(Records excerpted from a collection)

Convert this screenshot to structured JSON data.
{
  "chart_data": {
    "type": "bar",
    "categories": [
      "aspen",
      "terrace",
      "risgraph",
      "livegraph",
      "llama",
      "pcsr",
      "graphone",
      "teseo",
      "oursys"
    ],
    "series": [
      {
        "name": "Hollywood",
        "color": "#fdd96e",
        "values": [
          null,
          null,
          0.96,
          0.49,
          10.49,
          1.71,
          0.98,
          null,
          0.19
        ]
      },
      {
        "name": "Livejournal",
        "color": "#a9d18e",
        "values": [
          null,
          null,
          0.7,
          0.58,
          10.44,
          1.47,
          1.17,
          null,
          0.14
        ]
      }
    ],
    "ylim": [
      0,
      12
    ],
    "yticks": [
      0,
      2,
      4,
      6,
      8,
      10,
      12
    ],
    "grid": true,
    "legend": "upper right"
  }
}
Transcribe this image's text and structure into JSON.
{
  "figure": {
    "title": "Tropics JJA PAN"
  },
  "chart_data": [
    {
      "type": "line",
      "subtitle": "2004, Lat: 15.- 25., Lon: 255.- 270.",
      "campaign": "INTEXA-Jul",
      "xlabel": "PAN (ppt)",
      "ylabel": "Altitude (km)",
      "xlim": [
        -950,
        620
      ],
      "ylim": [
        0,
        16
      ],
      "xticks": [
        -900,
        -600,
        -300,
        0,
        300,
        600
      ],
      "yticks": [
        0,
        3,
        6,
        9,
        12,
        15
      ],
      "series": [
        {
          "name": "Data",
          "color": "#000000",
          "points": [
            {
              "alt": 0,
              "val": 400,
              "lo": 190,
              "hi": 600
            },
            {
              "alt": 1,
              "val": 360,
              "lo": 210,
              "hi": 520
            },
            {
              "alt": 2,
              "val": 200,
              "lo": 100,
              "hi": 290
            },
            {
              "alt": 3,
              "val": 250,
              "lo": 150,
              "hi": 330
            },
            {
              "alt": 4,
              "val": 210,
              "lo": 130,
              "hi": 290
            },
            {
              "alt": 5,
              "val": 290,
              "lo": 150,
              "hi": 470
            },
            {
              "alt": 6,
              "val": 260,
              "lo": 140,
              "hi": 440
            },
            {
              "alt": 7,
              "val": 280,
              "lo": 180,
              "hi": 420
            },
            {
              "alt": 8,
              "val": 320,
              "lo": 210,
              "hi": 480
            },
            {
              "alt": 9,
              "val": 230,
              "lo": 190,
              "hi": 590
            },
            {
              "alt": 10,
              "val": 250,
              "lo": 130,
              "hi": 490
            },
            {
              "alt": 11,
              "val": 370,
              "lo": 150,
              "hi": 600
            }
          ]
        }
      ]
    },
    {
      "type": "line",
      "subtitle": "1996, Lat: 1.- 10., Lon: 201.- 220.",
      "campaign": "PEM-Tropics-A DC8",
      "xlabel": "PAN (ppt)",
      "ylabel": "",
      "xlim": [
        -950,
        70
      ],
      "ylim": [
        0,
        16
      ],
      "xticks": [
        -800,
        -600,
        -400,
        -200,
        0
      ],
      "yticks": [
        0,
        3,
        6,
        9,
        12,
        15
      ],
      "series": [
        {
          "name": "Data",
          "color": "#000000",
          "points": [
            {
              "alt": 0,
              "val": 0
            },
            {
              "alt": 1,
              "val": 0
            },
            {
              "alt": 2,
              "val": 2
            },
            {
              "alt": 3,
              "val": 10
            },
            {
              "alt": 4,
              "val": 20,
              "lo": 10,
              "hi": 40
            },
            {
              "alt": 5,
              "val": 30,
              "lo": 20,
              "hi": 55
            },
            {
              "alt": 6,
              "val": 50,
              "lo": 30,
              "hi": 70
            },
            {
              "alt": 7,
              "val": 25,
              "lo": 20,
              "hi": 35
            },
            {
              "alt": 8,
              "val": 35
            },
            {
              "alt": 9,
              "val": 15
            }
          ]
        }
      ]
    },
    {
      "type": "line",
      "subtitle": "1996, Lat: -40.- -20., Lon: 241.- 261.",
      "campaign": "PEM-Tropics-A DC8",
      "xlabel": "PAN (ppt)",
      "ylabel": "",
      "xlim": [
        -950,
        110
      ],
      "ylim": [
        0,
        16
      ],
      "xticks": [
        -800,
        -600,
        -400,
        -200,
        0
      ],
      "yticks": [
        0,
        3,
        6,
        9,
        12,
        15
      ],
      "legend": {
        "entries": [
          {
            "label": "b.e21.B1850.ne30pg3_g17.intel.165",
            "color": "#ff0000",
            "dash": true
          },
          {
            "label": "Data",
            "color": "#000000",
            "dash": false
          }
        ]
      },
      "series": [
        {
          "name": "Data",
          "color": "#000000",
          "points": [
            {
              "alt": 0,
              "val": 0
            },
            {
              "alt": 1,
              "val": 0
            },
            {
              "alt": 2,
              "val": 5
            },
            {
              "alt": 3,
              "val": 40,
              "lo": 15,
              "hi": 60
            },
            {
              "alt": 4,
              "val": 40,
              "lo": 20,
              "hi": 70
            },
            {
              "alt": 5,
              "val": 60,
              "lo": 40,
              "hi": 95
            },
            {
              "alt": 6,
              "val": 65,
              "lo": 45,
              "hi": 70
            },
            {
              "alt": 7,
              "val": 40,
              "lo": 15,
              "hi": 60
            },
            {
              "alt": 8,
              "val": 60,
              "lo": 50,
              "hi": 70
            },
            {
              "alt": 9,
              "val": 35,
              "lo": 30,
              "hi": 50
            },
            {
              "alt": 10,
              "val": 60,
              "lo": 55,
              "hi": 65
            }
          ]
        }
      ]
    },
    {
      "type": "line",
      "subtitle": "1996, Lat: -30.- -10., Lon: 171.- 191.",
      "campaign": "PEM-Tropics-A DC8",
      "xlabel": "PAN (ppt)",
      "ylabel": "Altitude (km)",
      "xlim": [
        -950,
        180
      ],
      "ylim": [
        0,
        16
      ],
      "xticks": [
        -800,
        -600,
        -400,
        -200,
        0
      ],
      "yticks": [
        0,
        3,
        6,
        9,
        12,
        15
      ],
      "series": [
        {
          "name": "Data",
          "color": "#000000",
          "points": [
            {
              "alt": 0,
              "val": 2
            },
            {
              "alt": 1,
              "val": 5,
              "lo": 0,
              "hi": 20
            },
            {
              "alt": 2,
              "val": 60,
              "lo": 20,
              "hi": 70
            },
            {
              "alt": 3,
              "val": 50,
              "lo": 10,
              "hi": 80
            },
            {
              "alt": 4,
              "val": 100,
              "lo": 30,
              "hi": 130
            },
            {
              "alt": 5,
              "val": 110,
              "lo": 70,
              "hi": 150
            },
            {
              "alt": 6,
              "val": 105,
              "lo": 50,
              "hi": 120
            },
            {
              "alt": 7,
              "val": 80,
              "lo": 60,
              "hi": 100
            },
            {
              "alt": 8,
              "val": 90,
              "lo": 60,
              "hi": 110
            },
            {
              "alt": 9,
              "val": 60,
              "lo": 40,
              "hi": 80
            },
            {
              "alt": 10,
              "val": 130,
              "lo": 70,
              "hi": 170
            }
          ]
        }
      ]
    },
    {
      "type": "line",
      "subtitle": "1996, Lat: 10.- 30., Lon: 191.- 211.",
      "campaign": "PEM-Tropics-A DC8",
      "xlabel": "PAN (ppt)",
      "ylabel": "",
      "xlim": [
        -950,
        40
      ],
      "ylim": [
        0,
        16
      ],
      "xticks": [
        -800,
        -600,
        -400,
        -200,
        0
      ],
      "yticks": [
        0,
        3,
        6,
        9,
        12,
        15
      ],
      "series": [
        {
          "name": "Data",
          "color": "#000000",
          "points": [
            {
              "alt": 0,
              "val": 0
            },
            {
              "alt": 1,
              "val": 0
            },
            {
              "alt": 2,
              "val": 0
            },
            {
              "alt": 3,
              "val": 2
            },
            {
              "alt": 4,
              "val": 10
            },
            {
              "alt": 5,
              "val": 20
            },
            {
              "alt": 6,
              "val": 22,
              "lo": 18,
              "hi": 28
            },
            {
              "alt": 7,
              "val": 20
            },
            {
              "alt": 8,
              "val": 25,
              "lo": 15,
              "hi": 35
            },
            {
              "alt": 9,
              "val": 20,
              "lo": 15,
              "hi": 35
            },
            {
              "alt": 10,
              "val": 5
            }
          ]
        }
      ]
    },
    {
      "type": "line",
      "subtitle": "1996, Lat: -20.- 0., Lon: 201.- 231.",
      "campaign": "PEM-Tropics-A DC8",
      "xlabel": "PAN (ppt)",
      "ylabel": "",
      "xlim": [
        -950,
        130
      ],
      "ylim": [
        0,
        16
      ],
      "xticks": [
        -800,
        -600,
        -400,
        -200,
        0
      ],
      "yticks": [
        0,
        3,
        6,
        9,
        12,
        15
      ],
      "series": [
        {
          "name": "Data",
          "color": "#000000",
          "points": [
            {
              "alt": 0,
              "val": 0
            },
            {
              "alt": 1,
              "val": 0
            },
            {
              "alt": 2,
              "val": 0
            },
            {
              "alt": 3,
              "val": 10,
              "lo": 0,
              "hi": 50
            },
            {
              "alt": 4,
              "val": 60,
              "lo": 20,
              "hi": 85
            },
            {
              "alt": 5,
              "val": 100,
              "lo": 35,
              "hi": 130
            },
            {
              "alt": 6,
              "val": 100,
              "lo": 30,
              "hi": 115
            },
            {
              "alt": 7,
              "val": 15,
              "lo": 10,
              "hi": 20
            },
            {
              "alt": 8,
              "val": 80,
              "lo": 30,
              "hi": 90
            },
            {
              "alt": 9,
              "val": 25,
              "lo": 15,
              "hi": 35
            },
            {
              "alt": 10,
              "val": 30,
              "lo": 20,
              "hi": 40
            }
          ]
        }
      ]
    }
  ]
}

**PROBLEM STATEMENT**
Every line that holds the string "this" should be returned.

**WRITTEN RESPONSE**
Convert this screenshot to structured JSON data.
Transcribe this image's text and structure into JSON.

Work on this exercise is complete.